> _Page text_:
Left-liberals and their media, the socialist-oriented activists with a utopian agenda for us all, desperately need the total abolition of private ownership of firearms. All means and methods of obfuscation, convoluted "reasoning" and outright criminal fraud, are being employed to disarm the American people.

Left-wing extremists have always offered that the Second Amendment applies only to military reservists, most formally identified as the National Guard. The Constitution and its first ten amendments, the Bill of Rights, was ratified by the joint and several states in 1791; the National Guard was created in 1903, so that argument fails. And trial by jury, the right not to self incriminate, or protection from cruel and unusual punishment does not apply "collectively;" why would all of the Bill of Rights afford individual protection except the Second Amendment? Only to serve the false arguments of left-wingers.

When the collectivist argument fails, gun abolitionists then point to the Second Amendment as causing monumental crimes of violence and resultant homicides, robberies and shootings. Yet, the actual experience now being documented in England and Australia, after the implementation of a 100 per cent total ban on private firearms ownership, shows that just the opposite is true. These countries, especially England, are experiencing such a staggering increase in gun violence and crime the likes of which are totally foreign to its culture. England came into being via the battleaxe, the spear, the sword and the long bow. There never has been a "gun culture" there - even police never carried sidearms. But now, with the increasing gun crimes and violence, legislative consideration evidences the intent to arm police rather than simply rescind bad, dangerous and life-threatening legislation, euphemistically termed as "gun control."

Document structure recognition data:
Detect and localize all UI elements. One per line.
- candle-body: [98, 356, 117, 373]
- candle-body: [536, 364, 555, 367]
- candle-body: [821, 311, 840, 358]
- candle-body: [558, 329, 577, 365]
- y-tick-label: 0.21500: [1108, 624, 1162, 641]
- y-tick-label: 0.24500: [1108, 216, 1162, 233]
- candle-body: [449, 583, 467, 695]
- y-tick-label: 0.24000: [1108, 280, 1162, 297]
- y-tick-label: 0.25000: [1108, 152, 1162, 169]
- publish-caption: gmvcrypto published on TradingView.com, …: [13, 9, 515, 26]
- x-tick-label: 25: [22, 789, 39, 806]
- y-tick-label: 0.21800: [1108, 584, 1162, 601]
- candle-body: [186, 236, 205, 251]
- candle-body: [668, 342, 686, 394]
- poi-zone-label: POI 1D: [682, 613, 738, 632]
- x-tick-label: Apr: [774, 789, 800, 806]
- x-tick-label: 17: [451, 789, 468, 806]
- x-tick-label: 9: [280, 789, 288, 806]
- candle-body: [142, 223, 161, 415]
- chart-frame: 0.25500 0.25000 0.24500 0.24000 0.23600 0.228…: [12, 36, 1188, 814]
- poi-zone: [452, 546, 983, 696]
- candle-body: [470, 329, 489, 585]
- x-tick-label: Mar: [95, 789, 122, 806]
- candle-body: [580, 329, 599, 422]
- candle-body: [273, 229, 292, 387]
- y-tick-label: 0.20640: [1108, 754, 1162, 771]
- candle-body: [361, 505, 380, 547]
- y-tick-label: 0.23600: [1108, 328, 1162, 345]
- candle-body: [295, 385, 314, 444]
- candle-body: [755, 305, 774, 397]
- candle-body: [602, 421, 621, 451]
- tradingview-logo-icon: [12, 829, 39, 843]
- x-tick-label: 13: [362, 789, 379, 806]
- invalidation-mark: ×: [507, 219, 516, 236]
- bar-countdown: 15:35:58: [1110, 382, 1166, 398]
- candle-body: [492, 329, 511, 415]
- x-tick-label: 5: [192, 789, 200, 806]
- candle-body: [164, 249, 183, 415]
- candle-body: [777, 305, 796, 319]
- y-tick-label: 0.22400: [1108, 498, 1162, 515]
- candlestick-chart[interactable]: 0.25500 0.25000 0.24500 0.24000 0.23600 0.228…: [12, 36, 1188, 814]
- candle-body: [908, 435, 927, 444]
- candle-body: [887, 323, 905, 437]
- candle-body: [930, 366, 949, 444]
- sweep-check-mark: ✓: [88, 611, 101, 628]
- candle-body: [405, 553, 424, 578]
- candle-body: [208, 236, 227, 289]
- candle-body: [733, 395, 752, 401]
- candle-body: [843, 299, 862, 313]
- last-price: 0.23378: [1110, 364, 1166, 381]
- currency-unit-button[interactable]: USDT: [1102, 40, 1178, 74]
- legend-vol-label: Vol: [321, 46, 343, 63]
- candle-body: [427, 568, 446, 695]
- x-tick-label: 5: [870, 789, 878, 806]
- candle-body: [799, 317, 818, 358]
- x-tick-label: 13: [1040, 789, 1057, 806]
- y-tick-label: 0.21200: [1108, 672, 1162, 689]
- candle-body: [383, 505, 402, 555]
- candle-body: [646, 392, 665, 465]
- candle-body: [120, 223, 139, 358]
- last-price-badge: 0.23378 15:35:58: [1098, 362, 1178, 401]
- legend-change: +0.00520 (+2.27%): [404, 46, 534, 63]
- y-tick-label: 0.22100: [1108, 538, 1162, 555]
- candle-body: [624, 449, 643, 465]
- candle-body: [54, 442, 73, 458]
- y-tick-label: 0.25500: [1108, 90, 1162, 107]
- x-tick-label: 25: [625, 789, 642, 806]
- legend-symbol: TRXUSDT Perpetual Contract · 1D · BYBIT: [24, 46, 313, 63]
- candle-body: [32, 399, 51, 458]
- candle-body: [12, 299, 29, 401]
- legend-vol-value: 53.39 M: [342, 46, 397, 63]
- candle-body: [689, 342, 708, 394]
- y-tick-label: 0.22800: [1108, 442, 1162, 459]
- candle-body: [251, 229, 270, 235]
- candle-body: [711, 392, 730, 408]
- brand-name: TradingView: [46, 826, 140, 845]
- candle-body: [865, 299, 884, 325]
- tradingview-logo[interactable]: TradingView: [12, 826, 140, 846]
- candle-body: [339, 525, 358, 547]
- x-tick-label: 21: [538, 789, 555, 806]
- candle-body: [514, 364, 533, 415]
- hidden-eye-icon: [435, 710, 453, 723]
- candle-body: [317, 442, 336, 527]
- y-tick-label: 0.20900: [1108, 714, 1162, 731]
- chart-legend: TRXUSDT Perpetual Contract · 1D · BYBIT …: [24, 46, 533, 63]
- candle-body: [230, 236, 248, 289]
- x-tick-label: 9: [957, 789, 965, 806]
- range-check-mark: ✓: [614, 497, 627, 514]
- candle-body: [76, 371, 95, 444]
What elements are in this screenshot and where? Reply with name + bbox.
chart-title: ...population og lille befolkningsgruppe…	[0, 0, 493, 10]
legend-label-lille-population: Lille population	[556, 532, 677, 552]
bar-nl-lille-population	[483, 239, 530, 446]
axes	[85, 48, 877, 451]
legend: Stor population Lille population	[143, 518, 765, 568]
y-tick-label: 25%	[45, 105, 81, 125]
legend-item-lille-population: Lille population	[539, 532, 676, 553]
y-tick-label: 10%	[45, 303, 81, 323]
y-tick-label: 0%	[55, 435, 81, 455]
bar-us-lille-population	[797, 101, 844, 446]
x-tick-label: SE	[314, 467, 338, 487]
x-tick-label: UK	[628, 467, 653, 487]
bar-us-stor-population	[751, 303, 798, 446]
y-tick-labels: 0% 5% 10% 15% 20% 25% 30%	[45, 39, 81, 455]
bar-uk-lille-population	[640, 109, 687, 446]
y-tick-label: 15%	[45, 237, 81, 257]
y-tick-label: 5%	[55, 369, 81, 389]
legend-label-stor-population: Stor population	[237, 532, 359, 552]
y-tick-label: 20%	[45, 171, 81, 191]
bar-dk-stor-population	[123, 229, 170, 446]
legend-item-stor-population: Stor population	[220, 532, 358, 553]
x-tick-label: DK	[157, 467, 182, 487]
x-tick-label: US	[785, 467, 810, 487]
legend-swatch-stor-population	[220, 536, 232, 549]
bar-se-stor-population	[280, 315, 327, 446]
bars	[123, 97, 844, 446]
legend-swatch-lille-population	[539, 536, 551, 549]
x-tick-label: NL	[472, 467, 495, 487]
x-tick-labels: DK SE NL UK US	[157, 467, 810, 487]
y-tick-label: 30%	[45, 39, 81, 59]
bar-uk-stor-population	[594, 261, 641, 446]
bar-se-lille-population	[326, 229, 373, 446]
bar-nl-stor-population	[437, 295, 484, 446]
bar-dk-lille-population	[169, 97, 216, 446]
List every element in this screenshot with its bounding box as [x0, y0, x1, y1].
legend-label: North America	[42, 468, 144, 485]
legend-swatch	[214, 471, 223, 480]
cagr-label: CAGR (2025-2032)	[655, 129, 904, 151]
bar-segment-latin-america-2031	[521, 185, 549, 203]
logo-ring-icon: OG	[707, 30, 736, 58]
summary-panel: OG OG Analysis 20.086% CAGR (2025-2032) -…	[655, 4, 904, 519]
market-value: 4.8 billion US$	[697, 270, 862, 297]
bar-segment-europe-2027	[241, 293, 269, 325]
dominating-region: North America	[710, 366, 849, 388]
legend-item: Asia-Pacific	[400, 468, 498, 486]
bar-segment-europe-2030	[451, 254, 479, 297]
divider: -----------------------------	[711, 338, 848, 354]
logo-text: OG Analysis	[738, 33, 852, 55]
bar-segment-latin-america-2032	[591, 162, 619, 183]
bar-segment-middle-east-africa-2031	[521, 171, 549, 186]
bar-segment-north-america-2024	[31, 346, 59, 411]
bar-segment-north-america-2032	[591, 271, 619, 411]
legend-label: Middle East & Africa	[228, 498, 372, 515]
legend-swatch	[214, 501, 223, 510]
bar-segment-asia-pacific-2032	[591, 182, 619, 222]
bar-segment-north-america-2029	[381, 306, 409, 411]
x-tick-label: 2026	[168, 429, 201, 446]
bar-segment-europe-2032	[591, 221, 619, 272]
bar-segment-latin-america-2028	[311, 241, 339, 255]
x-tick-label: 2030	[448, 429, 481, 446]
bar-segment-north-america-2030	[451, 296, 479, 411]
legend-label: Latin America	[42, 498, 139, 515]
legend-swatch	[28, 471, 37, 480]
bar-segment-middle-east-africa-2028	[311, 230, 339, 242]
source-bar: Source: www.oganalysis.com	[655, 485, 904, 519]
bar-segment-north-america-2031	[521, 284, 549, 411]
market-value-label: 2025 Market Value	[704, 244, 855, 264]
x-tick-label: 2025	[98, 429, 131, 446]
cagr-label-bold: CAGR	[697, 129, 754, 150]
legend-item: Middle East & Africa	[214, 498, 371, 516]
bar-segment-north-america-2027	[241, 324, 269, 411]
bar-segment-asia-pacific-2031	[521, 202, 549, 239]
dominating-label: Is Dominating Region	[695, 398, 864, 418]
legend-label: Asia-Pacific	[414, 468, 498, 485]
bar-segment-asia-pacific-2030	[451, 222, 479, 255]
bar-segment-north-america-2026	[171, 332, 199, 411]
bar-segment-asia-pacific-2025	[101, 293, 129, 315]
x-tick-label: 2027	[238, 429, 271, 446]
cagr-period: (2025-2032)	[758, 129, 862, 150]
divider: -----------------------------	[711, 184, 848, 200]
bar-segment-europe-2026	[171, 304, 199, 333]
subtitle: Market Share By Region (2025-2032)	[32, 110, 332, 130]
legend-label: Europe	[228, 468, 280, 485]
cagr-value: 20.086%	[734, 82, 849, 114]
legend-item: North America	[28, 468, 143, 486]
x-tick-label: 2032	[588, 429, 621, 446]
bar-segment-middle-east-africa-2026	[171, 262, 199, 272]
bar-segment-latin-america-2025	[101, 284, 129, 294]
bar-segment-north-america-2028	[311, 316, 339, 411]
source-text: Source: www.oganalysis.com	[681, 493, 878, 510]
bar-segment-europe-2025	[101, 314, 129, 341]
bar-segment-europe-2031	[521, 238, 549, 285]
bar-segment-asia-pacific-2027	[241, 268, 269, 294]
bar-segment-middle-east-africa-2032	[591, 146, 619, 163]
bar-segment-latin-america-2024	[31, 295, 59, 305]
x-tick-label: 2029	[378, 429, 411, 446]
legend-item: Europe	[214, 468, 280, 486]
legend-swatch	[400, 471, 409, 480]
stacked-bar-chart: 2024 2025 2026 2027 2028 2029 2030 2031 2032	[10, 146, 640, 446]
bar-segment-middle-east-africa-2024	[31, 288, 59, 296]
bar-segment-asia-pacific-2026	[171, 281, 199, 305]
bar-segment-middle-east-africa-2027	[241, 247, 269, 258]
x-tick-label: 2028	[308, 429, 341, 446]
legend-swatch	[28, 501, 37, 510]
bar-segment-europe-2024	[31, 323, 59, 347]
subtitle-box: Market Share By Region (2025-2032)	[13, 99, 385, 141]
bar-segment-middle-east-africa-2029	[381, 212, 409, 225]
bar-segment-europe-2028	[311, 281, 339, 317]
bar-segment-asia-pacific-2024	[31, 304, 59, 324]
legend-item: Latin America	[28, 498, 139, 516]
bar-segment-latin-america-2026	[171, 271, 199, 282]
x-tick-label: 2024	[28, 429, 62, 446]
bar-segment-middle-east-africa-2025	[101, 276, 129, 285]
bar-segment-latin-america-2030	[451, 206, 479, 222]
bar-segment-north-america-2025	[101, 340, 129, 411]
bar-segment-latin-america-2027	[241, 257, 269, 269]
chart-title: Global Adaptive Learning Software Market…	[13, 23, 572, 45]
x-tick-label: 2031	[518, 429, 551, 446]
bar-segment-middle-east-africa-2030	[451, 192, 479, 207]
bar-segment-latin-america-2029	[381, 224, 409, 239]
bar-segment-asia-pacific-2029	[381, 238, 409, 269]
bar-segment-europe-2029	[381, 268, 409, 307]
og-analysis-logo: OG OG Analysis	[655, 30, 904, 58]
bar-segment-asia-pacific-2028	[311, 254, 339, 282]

> _Tasks and exercises_:
(1) In the text on gun ownership, why does the argument that the Second Amendment applies only to the National Guard fail? Answer in one to three sentences.
(2) Please return the part of the text on gun ownership that opens with the words containing "Left-liberals and their" and closes with "the American people.", copying it exactly.

> _Answers to this exercise_:
(1) It fails because the Constitution and the Bill of Rights were ratified in 1791, while the National Guard was created in 1903. The amendment therefore could not have been written to apply only to a body that did not yet exist.

(2)
Left-liberals and their media, the socialist-oriented activists with a utopian agenda for us all, desperately need the total abolition of private ownership of firearms. All means and methods of obfuscation, convoluted "reasoning" and outright criminal fraud, are being employed to disarm the American people.